- **STATED PROBLEM**:
Reproduce all the entries exactly and keep the pictures out.

- **PROVIDED MATERIAL**:
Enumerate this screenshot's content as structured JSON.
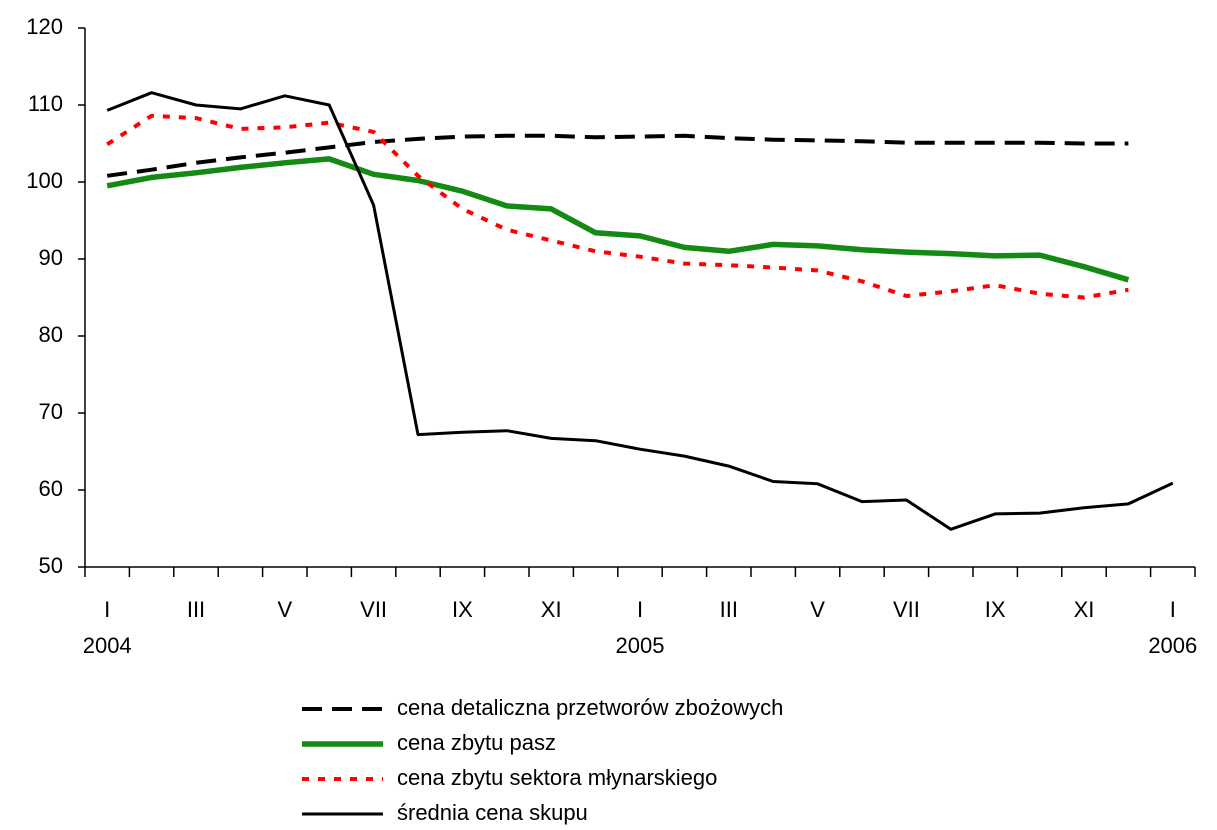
{
  "chart_data": {
    "type": "line",
    "categories": [
      "I",
      null,
      "III",
      null,
      "V",
      null,
      "VII",
      null,
      "IX",
      null,
      "XI",
      null,
      "I",
      null,
      "III",
      null,
      "V",
      null,
      "VII",
      null,
      "IX",
      null,
      "XI",
      null,
      "I"
    ],
    "years": [
      "2004",
      null,
      null,
      null,
      null,
      null,
      null,
      null,
      null,
      null,
      null,
      null,
      "2005",
      null,
      null,
      null,
      null,
      null,
      null,
      null,
      null,
      null,
      null,
      null,
      "2006"
    ],
    "ylim": [
      50,
      120
    ],
    "yticks": [
      50,
      60,
      70,
      80,
      90,
      100,
      110,
      120
    ],
    "grid": false,
    "series": [
      {
        "name": "cena detaliczna przetworów zbożowych",
        "color": "#000000",
        "style": "dashed",
        "values": [
          100.8,
          101.6,
          102.5,
          103.2,
          103.8,
          104.5,
          105.2,
          105.6,
          105.9,
          106,
          106,
          105.8,
          105.9,
          106,
          105.7,
          105.5,
          105.4,
          105.3,
          105.1,
          105.1,
          105.1,
          105.1,
          105,
          105,
          null
        ]
      },
      {
        "name": "cena zbytu pasz",
        "color": "#138a13",
        "style": "thick",
        "values": [
          99.5,
          100.6,
          101.2,
          101.9,
          102.5,
          103,
          101,
          100.2,
          98.8,
          96.9,
          96.5,
          93.4,
          93,
          91.5,
          91,
          91.9,
          91.7,
          91.2,
          90.9,
          90.7,
          90.4,
          90.5,
          89,
          87.3,
          null
        ]
      },
      {
        "name": "cena zbytu sektora młynarskiego",
        "color": "#ff0000",
        "style": "dotted",
        "values": [
          104.9,
          108.6,
          108.3,
          106.9,
          107.1,
          107.7,
          106.5,
          100.8,
          96.5,
          93.8,
          92.4,
          91,
          90.3,
          89.4,
          89.2,
          88.9,
          88.5,
          87.1,
          85.2,
          85.8,
          86.6,
          85.5,
          85,
          86,
          null
        ]
      },
      {
        "name": "średnia cena  skupu",
        "color": "#000000",
        "style": "solid",
        "values": [
          109.3,
          111.6,
          110,
          109.5,
          111.2,
          110,
          97,
          67.2,
          67.5,
          67.7,
          66.7,
          66.4,
          65.3,
          64.4,
          63.1,
          61.1,
          60.8,
          58.5,
          58.7,
          54.9,
          56.9,
          57,
          57.7,
          58.2,
          60.9
        ]
      }
    ]
  }
}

- **COMPLETE ANSWER**:
Enumerate this screenshot's content as structured JSON.
{
  "chart_data": {
    "type": "line",
    "categories": [
      "I",
      null,
      "III",
      null,
      "V",
      null,
      "VII",
      null,
      "IX",
      null,
      "XI",
      null,
      "I",
      null,
      "III",
      null,
      "V",
      null,
      "VII",
      null,
      "IX",
      null,
      "XI",
      null,
      "I"
    ],
    "years": [
      "2004",
      null,
      null,
      null,
      null,
      null,
      null,
      null,
      null,
      null,
      null,
      null,
      "2005",
      null,
      null,
      null,
      null,
      null,
      null,
      null,
      null,
      null,
      null,
      null,
      "2006"
    ],
    "ylim": [
      50,
      120
    ],
    "yticks": [
      50,
      60,
      70,
      80,
      90,
      100,
      110,
      120
    ],
    "grid": false,
    "series": [
      {
        "name": "cena detaliczna przetworów zbożowych",
        "color": "#000000",
        "style": "dashed",
        "values": [
          100.8,
          101.6,
          102.5,
          103.2,
          103.8,
          104.5,
          105.2,
          105.6,
          105.9,
          106,
          106,
          105.8,
          105.9,
          106,
          105.7,
          105.5,
          105.4,
          105.3,
          105.1,
          105.1,
          105.1,
          105.1,
          105,
          105,
          null
        ]
      },
      {
        "name": "cena zbytu pasz",
        "color": "#138a13",
        "style": "thick",
        "values": [
          99.5,
          100.6,
          101.2,
          101.9,
          102.5,
          103,
          101,
          100.2,
          98.8,
          96.9,
          96.5,
          93.4,
          93,
          91.5,
          91,
          91.9,
          91.7,
          91.2,
          90.9,
          90.7,
          90.4,
          90.5,
          89,
          87.3,
          null
        ]
      },
      {
        "name": "cena zbytu sektora młynarskiego",
        "color": "#ff0000",
        "style": "dotted",
        "values": [
          104.9,
          108.6,
          108.3,
          106.9,
          107.1,
          107.7,
          106.5,
          100.8,
          96.5,
          93.8,
          92.4,
          91,
          90.3,
          89.4,
          89.2,
          88.9,
          88.5,
          87.1,
          85.2,
          85.8,
          86.6,
          85.5,
          85,
          86,
          null
        ]
      },
      {
        "name": "średnia cena  skupu",
        "color": "#000000",
        "style": "solid",
        "values": [
          109.3,
          111.6,
          110,
          109.5,
          111.2,
          110,
          97,
          67.2,
          67.5,
          67.7,
          66.7,
          66.4,
          65.3,
          64.4,
          63.1,
          61.1,
          60.8,
          58.5,
          58.7,
          54.9,
          56.9,
          57,
          57.7,
          58.2,
          60.9
        ]
      }
    ]
  }
}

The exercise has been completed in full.